(Stored data)
········
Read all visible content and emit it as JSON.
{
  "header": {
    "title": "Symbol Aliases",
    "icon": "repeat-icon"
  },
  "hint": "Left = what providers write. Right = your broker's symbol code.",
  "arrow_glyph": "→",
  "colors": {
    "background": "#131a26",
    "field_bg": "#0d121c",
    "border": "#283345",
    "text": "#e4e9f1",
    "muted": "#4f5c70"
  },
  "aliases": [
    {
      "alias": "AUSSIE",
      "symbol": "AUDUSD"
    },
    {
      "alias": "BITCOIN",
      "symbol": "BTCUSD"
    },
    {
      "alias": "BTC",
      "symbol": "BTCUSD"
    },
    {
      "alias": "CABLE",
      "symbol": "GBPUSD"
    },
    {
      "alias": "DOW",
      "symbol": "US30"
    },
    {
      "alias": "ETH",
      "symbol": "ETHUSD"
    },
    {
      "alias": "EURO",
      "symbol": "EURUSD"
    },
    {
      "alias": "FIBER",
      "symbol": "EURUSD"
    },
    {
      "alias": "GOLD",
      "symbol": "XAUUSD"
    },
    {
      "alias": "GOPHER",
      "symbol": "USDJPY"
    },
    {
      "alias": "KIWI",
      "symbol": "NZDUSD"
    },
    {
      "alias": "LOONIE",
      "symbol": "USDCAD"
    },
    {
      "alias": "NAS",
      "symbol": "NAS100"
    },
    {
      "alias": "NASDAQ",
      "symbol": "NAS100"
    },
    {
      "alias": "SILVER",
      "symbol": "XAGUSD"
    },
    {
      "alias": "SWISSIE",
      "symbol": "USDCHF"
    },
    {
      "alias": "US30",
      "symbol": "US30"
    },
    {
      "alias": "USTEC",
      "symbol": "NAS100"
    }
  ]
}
········
EXERCISE INSTRUCTIONS: Output the full listing without altering anything.

TASK SOLUTION:
Read all visible content and emit it as JSON.
{
  "header": {
    "title": "Symbol Aliases",
    "icon": "repeat-icon"
  },
  "hint": "Left = what providers write. Right = your broker's symbol code.",
  "arrow_glyph": "→",
  "colors": {
    "background": "#131a26",
    "field_bg": "#0d121c",
    "border": "#283345",
    "text": "#e4e9f1",
    "muted": "#4f5c70"
  },
  "aliases": [
    {
      "alias": "AUSSIE",
      "symbol": "AUDUSD"
    },
    {
      "alias": "BITCOIN",
      "symbol": "BTCUSD"
    },
    {
      "alias": "BTC",
      "symbol": "BTCUSD"
    },
    {
      "alias": "CABLE",
      "symbol": "GBPUSD"
    },
    {
      "alias": "DOW",
      "symbol": "US30"
    },
    {
      "alias": "ETH",
      "symbol": "ETHUSD"
    },
    {
      "alias": "EURO",
      "symbol": "EURUSD"
    },
    {
      "alias": "FIBER",
      "symbol": "EURUSD"
    },
    {
      "alias": "GOLD",
      "symbol": "XAUUSD"
    },
    {
      "alias": "GOPHER",
      "symbol": "USDJPY"
    },
    {
      "alias": "KIWI",
      "symbol": "NZDUSD"
    },
    {
      "alias": "LOONIE",
      "symbol": "USDCAD"
    },
    {
      "alias": "NAS",
      "symbol": "NAS100"
    },
    {
      "alias": "NASDAQ",
      "symbol": "NAS100"
    },
    {
      "alias": "SILVER",
      "symbol": "XAGUSD"
    },
    {
      "alias": "SWISSIE",
      "symbol": "USDCHF"
    },
    {
      "alias": "US30",
      "symbol": "US30"
    },
    {
      "alias": "USTEC",
      "symbol": "NAS100"
    }
  ]
}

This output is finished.